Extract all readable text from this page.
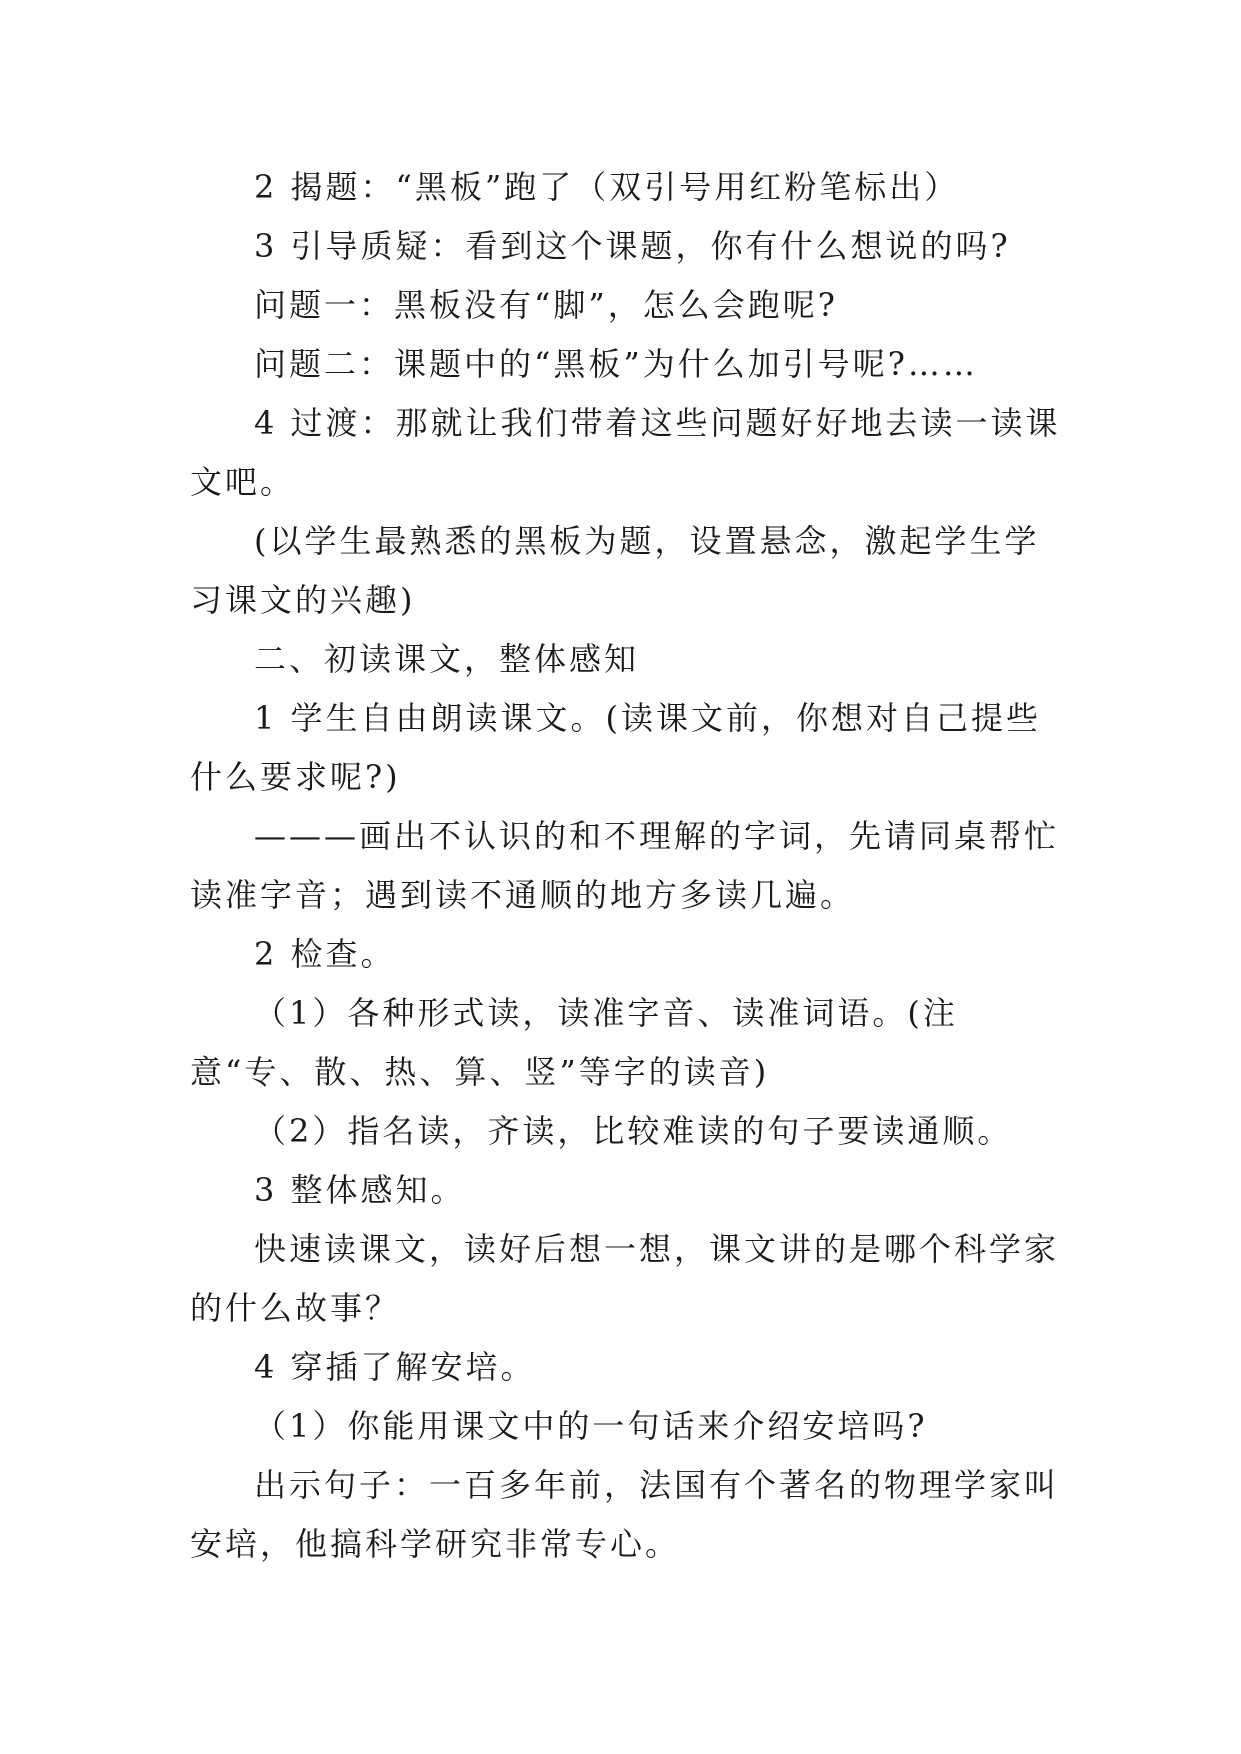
2 揭题：“黑板”跑了（双引号用红粉笔标出）

3 引导质疑：看到这个课题，你有什么想说的吗?

问题一：黑板没有“脚”，怎么会跑呢?

问题二：课题中的“黑板”为什么加引号呢?……

4 过渡：那就让我们带着这些问题好好地去读一读课文吧。

(以学生最熟悉的黑板为题，设置悬念，激起学生学习课文的兴趣)

二、初读课文，整体感知

1 学生自由朗读课文。(读课文前，你想对自己提些什么要求呢?)

———画出不认识的和不理解的字词，先请同桌帮忙读准字音；遇到读不通顺的地方多读几遍。

2 检查。

（1）各种形式读，读准字音、读准词语。(注意“专、散、热、算、竖”等字的读音)

（2）指名读，齐读，比较难读的句子要读通顺。

3 整体感知。

快速读课文，读好后想一想，课文讲的是哪个科学家的什么故事？

4 穿插了解安培。

（1）你能用课文中的一句话来介绍安培吗?

出示句子：一百多年前，法国有个著名的物理学家叫安培，他搞科学研究非常专心。
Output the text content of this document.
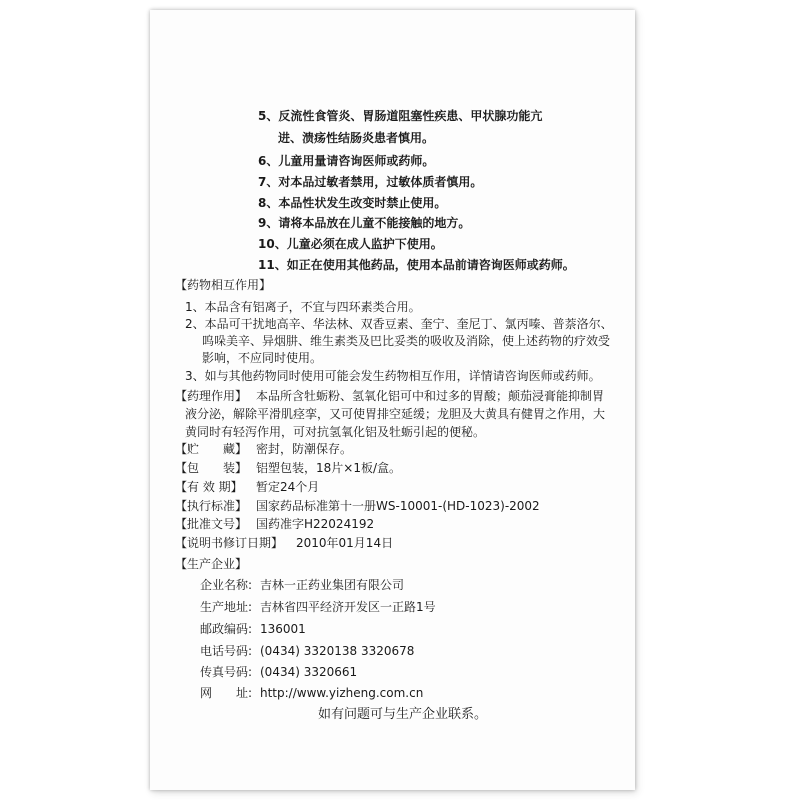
5、反流性食管炎、胃肠道阻塞性疾患、甲状腺功能亢
进、溃疡性结肠炎患者慎用。
6、儿童用量请咨询医师或药师。
7、对本品过敏者禁用，过敏体质者慎用。
8、本品性状发生改变时禁止使用。
9、请将本品放在儿童不能接触的地方。
10、儿童必须在成人监护下使用。
11、如正在使用其他药品，使用本品前请咨询医师或药师。
【药物相互作用】
1、本品含有铝离子，不宜与四环素类合用。
2、本品可干扰地高辛、华法林、双香豆素、奎宁、奎尼丁、氯丙嗪、普萘洛尔、
呜哚美辛、异烟肼、维生素类及巴比妥类的吸收及消除，使上述药物的疗效受
影响，不应同时使用。
3、如与其他药物同时使用可能会发生药物相互作用，详情请咨询医师或药师。
【药理作用】 本品所含牡蛎粉、氢氧化铝可中和过多的胃酸；颠茄浸膏能抑制胃
液分泌，解除平滑肌痉挛，又可使胃排空延缓；龙胆及大黄具有健胃之作用，大
黄同时有轻泻作用，可对抗氢氧化铝及牡蛎引起的便秘。
【贮　　藏】 密封，防潮保存。
【包　　装】 铝塑包装，18片×1板/盒。
【有 效 期】 暂定24个月
【执行标准】 国家药品标准第十一册WS-10001-(HD-1023)-2002
【批准文号】 国药准字H22024192
【说明书修订日期】 2010年01月14日
【生产企业】
企业名称: 吉林一正药业集团有限公司
生产地址: 吉林省四平经济开发区一正路1号
邮政编码: 136001
电话号码: (0434) 3320138 3320678
传真号码: (0434) 3320661
网　　址: http://www.yizheng.com.cn
如有问题可与生产企业联系。
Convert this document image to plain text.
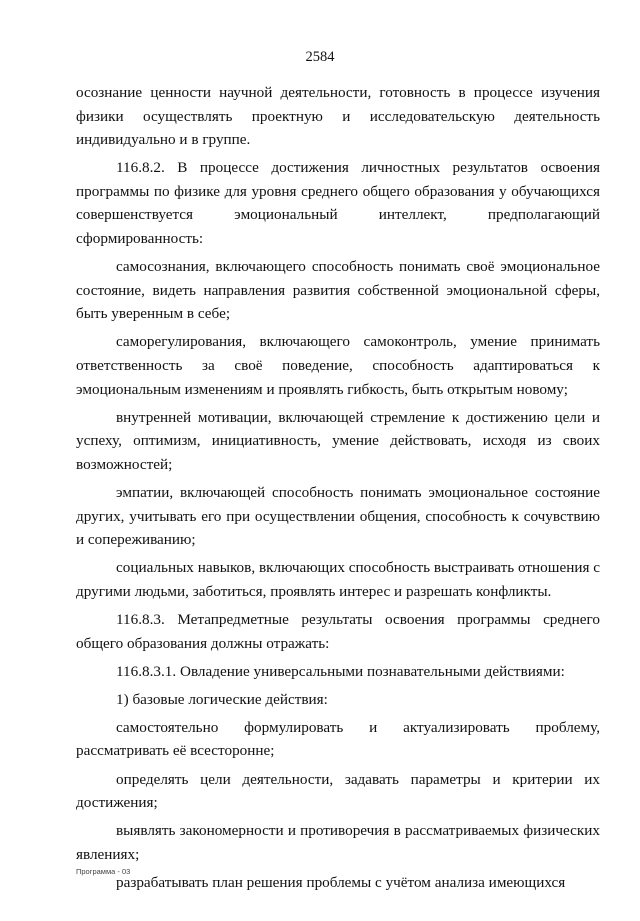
2584

осознание ценности научной деятельности, готовность в процессе изучения физики осуществлять проектную и исследовательскую деятельность индивидуально и в группе.

116.8.2. В процессе достижения личностных результатов освоения программы по физике для уровня среднего общего образования у обучающихся совершенствуется эмоциональный интеллект, предполагающий сформированность:

самосознания, включающего способность понимать своё эмоциональное состояние, видеть направления развития собственной эмоциональной сферы, быть уверенным в себе;

саморегулирования, включающего самоконтроль, умение принимать ответственность за своё поведение, способность адаптироваться к эмоциональным изменениям и проявлять гибкость, быть открытым новому;

внутренней мотивации, включающей стремление к достижению цели и успеху, оптимизм, инициативность, умение действовать, исходя из своих возможностей;

эмпатии, включающей способность понимать эмоциональное состояние других, учитывать его при осуществлении общения, способность к сочувствию и сопереживанию;

социальных навыков, включающих способность выстраивать отношения с другими людьми, заботиться, проявлять интерес и разрешать конфликты.

116.8.3. Метапредметные результаты освоения программы среднего общего образования должны отражать:

116.8.3.1. Овладение универсальными познавательными действиями:

1) базовые логические действия:

самостоятельно формулировать и актуализировать проблему, рассматривать её всесторонне;

определять цели деятельности, задавать параметры и критерии их достижения;

выявлять закономерности и противоречия в рассматриваемых физических явлениях;

разрабатывать план решения проблемы с учётом анализа имеющихся

Программа - 03
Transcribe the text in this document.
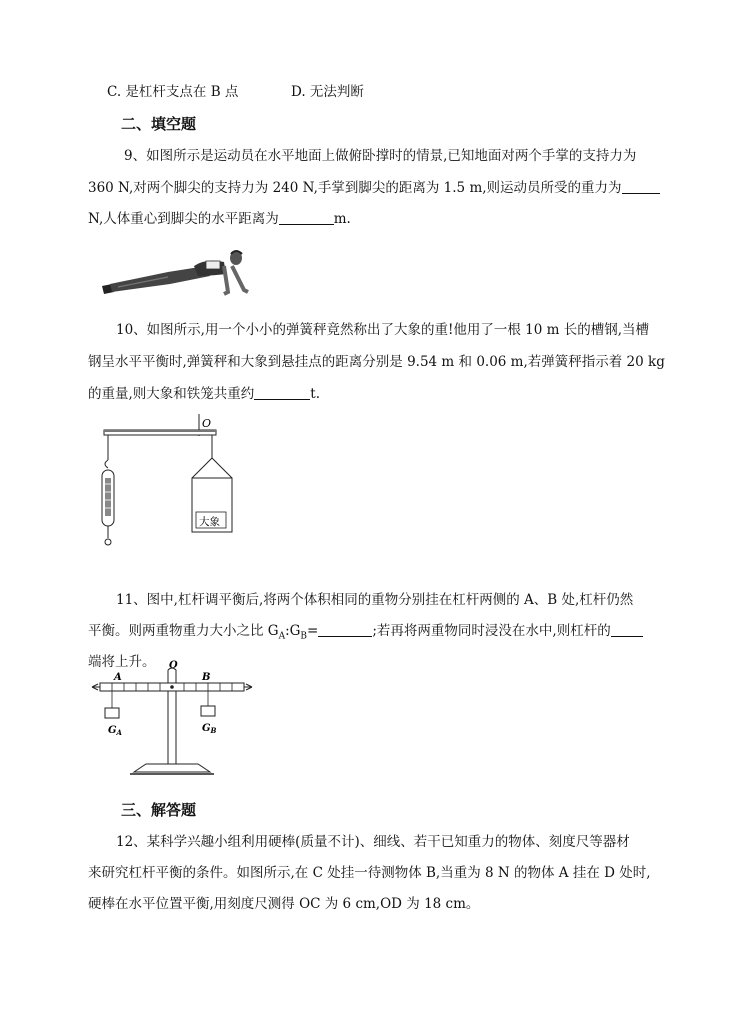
C. 是杠杆支点在 B 点	D. 无法判断
二、填空题
9、如图所示是运动员在水平地面上做俯卧撑时的情景,已知地面对两个手掌的支持力为
360 N,对两个脚尖的支持力为 240 N,手掌到脚尖的距离为 1.5 m,则运动员所受的重力为
N,人体重心到脚尖的水平距离为	m.
10、如图所示,用一个小小的弹簧秤竟然称出了大象的重!他用了一根 10 m 长的槽钢,当槽
钢呈水平平衡时,弹簧秤和大象到悬挂点的距离分别是 9.54 m 和 0.06 m,若弹簧秤指示着 20 kg
的重量,则大象和铁笼共重约	t.
O
大象
11、图中,杠杆调平衡后,将两个体积相同的重物分别挂在杠杆两侧的 A、B 处,杠杆仍然
平衡。则两重物重力大小之比 $G_A:G_B=$	;若再将两重物同时浸没在水中,则杠杆的
端将上升。
A
O
B
$G_A$	$G_B$
三、解答题
12、某科学兴趣小组利用硬棒(质量不计)、细线、若干已知重力的物体、刻度尺等器材
来研究杠杆平衡的条件。如图所示,在 C 处挂一待测物体 B,当重为 8 N 的物体 A 挂在 D 处时,
硬棒在水平位置平衡,用刻度尺测得 OC 为 6 cm,OD 为 18 cm。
----
_Exercise requirements_. Leave out every picture and copy the rest of the records exactly.

_Solution_.
Extract all readable text from this page.
2 揭题：“黑板”跑了（双引号用红粉笔标出）

3 引导质疑：看到这个课题，你有什么想说的吗?

问题一：黑板没有“脚”，怎么会跑呢?

问题二：课题中的“黑板”为什么加引号呢?……

4 过渡：那就让我们带着这些问题好好地去读一读课文吧。

(以学生最熟悉的黑板为题，设置悬念，激起学生学习课文的兴趣)

二、初读课文，整体感知

1 学生自由朗读课文。(读课文前，你想对自己提些什么要求呢?)

———画出不认识的和不理解的字词，先请同桌帮忙读准字音；遇到读不通顺的地方多读几遍。

2 检查。

（1）各种形式读，读准字音、读准词语。(注意“专、散、热、算、竖”等字的读音)

（2）指名读，齐读，比较难读的句子要读通顺。

3 整体感知。

快速读课文，读好后想一想，课文讲的是哪个科学家的什么故事？

4 穿插了解安培。

（1）你能用课文中的一句话来介绍安培吗?

出示句子：一百多年前，法国有个著名的物理学家叫安培，他搞科学研究非常专心。
Output the text content of this document.
5、反流性食管炎、胃肠道阻塞性疾患、甲状腺功能亢
进、溃疡性结肠炎患者慎用。
6、儿童用量请咨询医师或药师。
7、对本品过敏者禁用，过敏体质者慎用。
8、本品性状发生改变时禁止使用。
9、请将本品放在儿童不能接触的地方。
10、儿童必须在成人监护下使用。
11、如正在使用其他药品，使用本品前请咨询医师或药师。
【药物相互作用】
1、本品含有铝离子，不宜与四环素类合用。
2、本品可干扰地高辛、华法林、双香豆素、奎宁、奎尼丁、氯丙嗪、普萘洛尔、
呜哚美辛、异烟肼、维生素类及巴比妥类的吸收及消除，使上述药物的疗效受
影响，不应同时使用。
3、如与其他药物同时使用可能会发生药物相互作用，详情请咨询医师或药师。
【药理作用】 本品所含牡蛎粉、氢氧化铝可中和过多的胃酸；颠茄浸膏能抑制胃
液分泌，解除平滑肌痉挛，又可使胃排空延缓；龙胆及大黄具有健胃之作用，大
黄同时有轻泻作用，可对抗氢氧化铝及牡蛎引起的便秘。
【贮　　藏】 密封，防潮保存。
【包　　装】 铝塑包装，18片×1板/盒。
【有 效 期】 暂定24个月
【执行标准】 国家药品标准第十一册WS-10001-(HD-1023)-2002
【批准文号】 国药准字H22024192
【说明书修订日期】 2010年01月14日
【生产企业】
企业名称: 吉林一正药业集团有限公司
生产地址: 吉林省四平经济开发区一正路1号
邮政编码: 136001
电话号码: (0434) 3320138 3320678
传真号码: (0434) 3320661
网　　址: http://www.yizheng.com.cn
如有问题可与生产企业联系。
Convert this document image to plain text.
2584

осознание ценности научной деятельности, готовность в процессе изучения физики осуществлять проектную и исследовательскую деятельность индивидуально и в группе.

116.8.2. В процессе достижения личностных результатов освоения программы по физике для уровня среднего общего образования у обучающихся совершенствуется эмоциональный интеллект, предполагающий сформированность:

самосознания, включающего способность понимать своё эмоциональное состояние, видеть направления развития собственной эмоциональной сферы, быть уверенным в себе;

саморегулирования, включающего самоконтроль, умение принимать ответственность за своё поведение, способность адаптироваться к эмоциональным изменениям и проявлять гибкость, быть открытым новому;

внутренней мотивации, включающей стремление к достижению цели и успеху, оптимизм, инициативность, умение действовать, исходя из своих возможностей;

эмпатии, включающей способность понимать эмоциональное состояние других, учитывать его при осуществлении общения, способность к сочувствию и сопереживанию;

социальных навыков, включающих способность выстраивать отношения с другими людьми, заботиться, проявлять интерес и разрешать конфликты.

116.8.3. Метапредметные результаты освоения программы среднего общего образования должны отражать:

116.8.3.1. Овладение универсальными познавательными действиями:

1) базовые логические действия:

самостоятельно формулировать и актуализировать проблему, рассматривать её всесторонне;

определять цели деятельности, задавать параметры и критерии их достижения;

выявлять закономерности и противоречия в рассматриваемых физических явлениях;

разрабатывать план решения проблемы с учётом анализа имеющихся

Программа - 03
Transcribe the text in this document.
C. 是杠杆支点在 B 点	D. 无法判断
二、填空题
9、如图所示是运动员在水平地面上做俯卧撑时的情景,已知地面对两个手掌的支持力为
360 N,对两个脚尖的支持力为 240 N,手掌到脚尖的距离为 1.5 m,则运动员所受的重力为
N,人体重心到脚尖的水平距离为	m.
10、如图所示,用一个小小的弹簧秤竟然称出了大象的重!他用了一根 10 m 长的槽钢,当槽
钢呈水平平衡时,弹簧秤和大象到悬挂点的距离分别是 9.54 m 和 0.06 m,若弹簧秤指示着 20 kg
的重量,则大象和铁笼共重约	t.
O
大象
11、图中,杠杆调平衡后,将两个体积相同的重物分别挂在杠杆两侧的 A、B 处,杠杆仍然
平衡。则两重物重力大小之比 $G_A:G_B=$	;若再将两重物同时浸没在水中,则杠杆的
端将上升。
A
O
B
$G_A$	$G_B$
三、解答题
12、某科学兴趣小组利用硬棒(质量不计)、细线、若干已知重力的物体、刻度尺等器材
来研究杠杆平衡的条件。如图所示,在 C 处挂一待测物体 B,当重为 8 N 的物体 A 挂在 D 处时,
硬棒在水平位置平衡,用刻度尺测得 OC 为 6 cm,OD 为 18 cm。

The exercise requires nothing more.